• Requirements:
Copy out every line that contains the word "this".

• Entries:
==================================================

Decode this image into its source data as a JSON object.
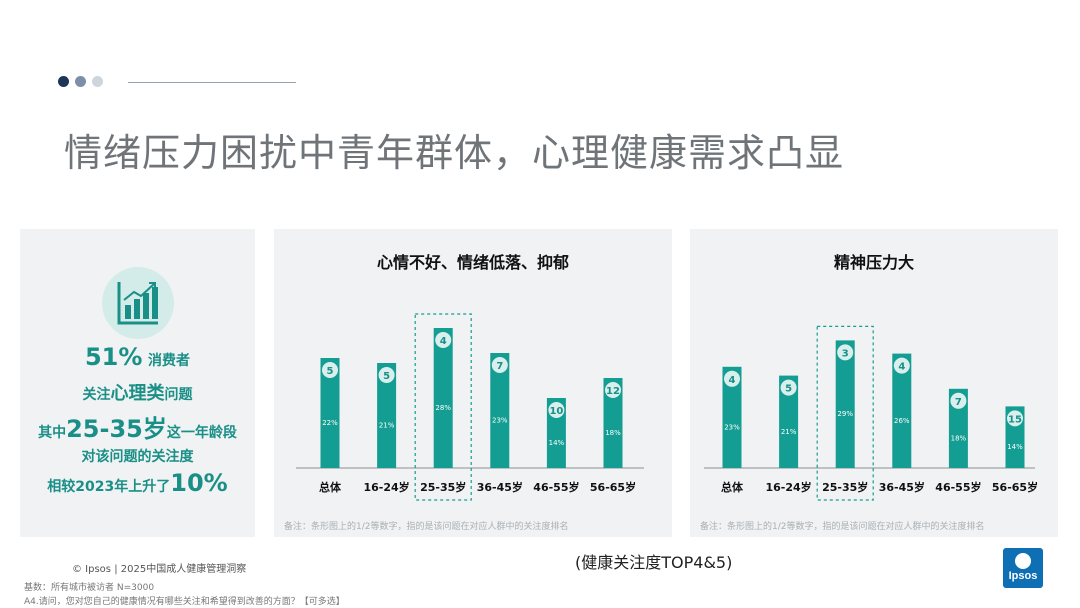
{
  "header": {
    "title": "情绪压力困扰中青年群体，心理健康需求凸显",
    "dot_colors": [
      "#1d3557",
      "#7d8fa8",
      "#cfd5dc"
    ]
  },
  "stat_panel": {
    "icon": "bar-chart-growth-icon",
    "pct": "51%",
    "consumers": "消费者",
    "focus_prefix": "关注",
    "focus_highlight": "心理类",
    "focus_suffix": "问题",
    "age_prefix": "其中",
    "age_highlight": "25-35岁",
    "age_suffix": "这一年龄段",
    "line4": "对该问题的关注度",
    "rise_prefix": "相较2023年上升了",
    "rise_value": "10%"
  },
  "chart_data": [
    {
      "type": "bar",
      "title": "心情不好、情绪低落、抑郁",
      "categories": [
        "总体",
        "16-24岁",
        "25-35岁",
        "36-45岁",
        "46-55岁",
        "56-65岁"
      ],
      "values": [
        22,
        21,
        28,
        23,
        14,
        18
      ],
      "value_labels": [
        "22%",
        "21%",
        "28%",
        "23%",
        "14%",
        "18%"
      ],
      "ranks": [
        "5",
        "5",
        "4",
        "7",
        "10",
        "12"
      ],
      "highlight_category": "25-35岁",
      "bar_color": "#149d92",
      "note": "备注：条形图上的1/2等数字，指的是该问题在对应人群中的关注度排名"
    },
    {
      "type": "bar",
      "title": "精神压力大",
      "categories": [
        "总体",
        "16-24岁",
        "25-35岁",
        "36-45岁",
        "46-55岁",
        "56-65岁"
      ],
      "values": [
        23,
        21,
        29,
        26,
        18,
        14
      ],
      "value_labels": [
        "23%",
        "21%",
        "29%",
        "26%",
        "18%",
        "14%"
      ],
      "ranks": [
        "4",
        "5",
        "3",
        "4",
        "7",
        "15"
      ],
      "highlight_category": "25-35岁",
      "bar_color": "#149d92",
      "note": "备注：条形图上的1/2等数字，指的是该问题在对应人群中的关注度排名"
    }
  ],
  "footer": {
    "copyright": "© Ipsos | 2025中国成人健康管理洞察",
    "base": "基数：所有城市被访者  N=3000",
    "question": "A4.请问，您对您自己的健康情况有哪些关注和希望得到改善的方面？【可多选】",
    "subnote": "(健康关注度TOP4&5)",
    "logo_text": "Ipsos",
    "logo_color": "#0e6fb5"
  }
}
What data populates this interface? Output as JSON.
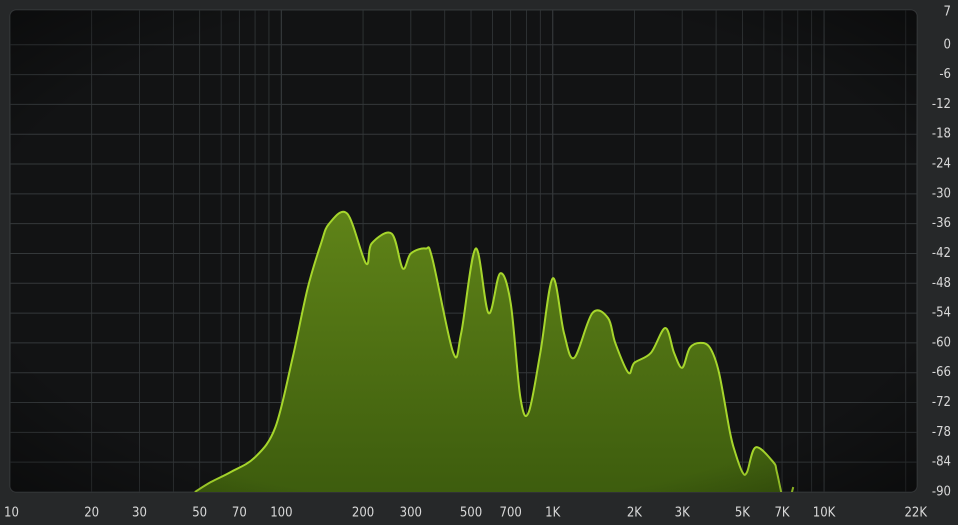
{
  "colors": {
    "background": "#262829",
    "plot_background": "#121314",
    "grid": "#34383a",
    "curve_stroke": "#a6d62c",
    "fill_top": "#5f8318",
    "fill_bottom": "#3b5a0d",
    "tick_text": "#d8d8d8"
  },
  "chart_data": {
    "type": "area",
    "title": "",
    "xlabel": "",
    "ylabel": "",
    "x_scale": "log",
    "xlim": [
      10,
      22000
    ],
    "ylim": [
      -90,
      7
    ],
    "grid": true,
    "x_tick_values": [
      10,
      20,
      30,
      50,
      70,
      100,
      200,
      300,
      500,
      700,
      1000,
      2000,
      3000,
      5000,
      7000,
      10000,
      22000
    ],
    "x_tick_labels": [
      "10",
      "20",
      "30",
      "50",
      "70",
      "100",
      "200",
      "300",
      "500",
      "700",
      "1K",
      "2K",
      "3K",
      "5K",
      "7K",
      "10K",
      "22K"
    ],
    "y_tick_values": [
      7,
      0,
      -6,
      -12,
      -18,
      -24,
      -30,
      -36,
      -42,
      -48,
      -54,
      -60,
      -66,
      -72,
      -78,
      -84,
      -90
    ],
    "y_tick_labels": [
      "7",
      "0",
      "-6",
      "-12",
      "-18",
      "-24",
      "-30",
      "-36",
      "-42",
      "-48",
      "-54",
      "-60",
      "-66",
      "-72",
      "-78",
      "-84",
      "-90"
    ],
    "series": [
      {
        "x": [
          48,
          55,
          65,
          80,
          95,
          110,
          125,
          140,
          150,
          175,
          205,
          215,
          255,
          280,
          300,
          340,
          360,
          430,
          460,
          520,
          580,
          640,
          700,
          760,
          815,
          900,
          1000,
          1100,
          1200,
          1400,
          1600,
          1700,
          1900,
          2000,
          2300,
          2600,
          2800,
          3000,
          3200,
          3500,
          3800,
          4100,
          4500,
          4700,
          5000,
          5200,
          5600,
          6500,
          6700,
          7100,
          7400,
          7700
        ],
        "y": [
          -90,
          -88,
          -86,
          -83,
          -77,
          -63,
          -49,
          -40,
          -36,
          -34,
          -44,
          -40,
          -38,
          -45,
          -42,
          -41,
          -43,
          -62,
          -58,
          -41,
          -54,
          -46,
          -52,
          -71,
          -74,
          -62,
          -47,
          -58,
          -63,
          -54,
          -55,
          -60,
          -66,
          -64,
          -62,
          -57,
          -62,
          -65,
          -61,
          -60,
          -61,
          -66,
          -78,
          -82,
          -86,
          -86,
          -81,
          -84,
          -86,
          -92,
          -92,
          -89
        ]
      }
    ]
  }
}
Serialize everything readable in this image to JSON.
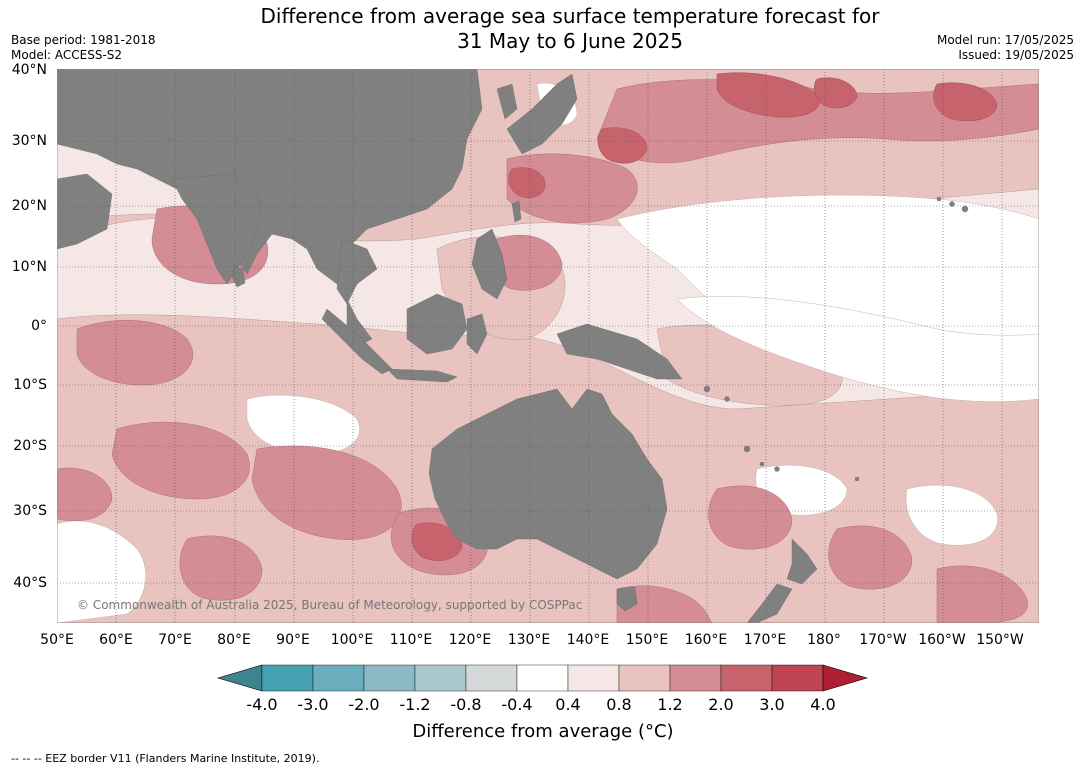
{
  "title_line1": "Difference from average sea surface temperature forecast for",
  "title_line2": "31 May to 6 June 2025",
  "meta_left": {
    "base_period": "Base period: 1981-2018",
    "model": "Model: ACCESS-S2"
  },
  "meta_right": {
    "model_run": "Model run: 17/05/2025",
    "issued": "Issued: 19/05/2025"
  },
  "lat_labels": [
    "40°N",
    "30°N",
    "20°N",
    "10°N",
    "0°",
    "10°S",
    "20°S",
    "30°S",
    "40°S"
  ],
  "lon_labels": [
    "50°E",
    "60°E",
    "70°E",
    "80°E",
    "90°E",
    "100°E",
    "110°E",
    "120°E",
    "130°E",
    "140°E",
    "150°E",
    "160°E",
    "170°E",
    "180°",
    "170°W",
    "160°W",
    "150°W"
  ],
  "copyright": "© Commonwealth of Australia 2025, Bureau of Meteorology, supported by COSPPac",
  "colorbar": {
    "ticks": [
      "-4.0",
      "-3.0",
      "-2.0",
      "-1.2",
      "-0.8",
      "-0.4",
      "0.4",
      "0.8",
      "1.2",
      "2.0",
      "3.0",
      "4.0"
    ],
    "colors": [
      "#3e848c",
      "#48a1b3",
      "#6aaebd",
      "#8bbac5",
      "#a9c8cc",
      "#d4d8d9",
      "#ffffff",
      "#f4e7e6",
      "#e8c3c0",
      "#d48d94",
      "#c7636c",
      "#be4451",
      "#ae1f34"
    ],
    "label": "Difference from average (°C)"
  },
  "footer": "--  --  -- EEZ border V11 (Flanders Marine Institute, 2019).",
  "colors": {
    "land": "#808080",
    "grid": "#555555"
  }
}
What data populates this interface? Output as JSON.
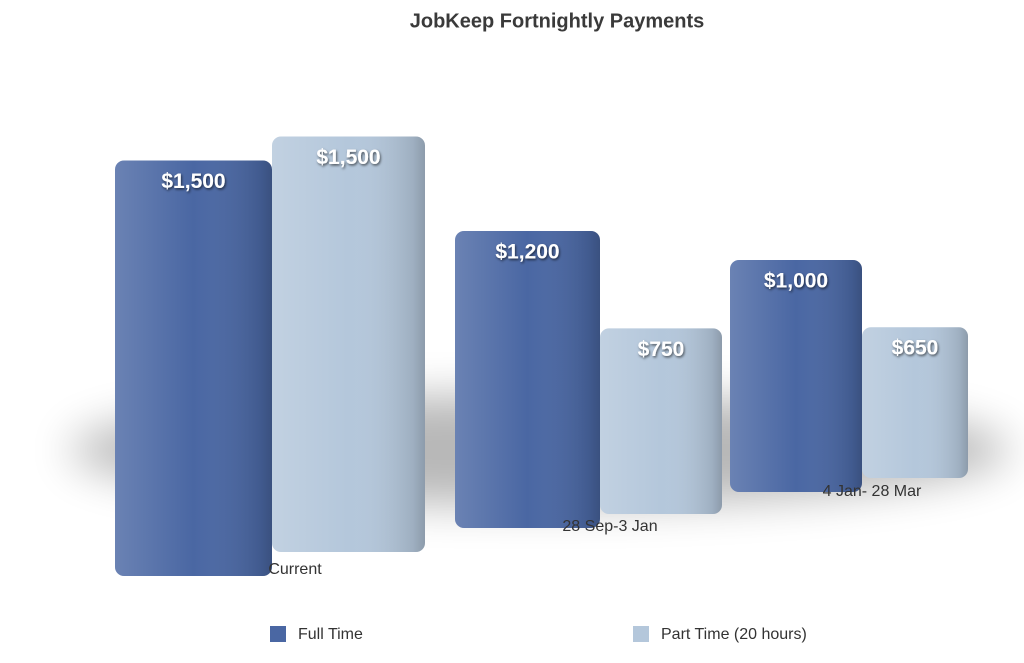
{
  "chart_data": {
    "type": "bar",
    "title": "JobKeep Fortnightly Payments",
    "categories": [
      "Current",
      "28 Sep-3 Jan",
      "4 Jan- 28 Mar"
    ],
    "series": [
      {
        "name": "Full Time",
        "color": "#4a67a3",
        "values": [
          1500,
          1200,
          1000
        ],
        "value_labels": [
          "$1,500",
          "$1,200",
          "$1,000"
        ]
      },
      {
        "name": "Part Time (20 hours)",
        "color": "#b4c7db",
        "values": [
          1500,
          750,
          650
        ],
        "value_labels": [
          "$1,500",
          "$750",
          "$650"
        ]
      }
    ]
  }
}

==================================================

• Completed task:
Decode this image into its source data as a JSON object.
What data populates this interface? Output as JSON.
Serialize everything readable in this image to JSON.
What data populates this interface? Output as JSON.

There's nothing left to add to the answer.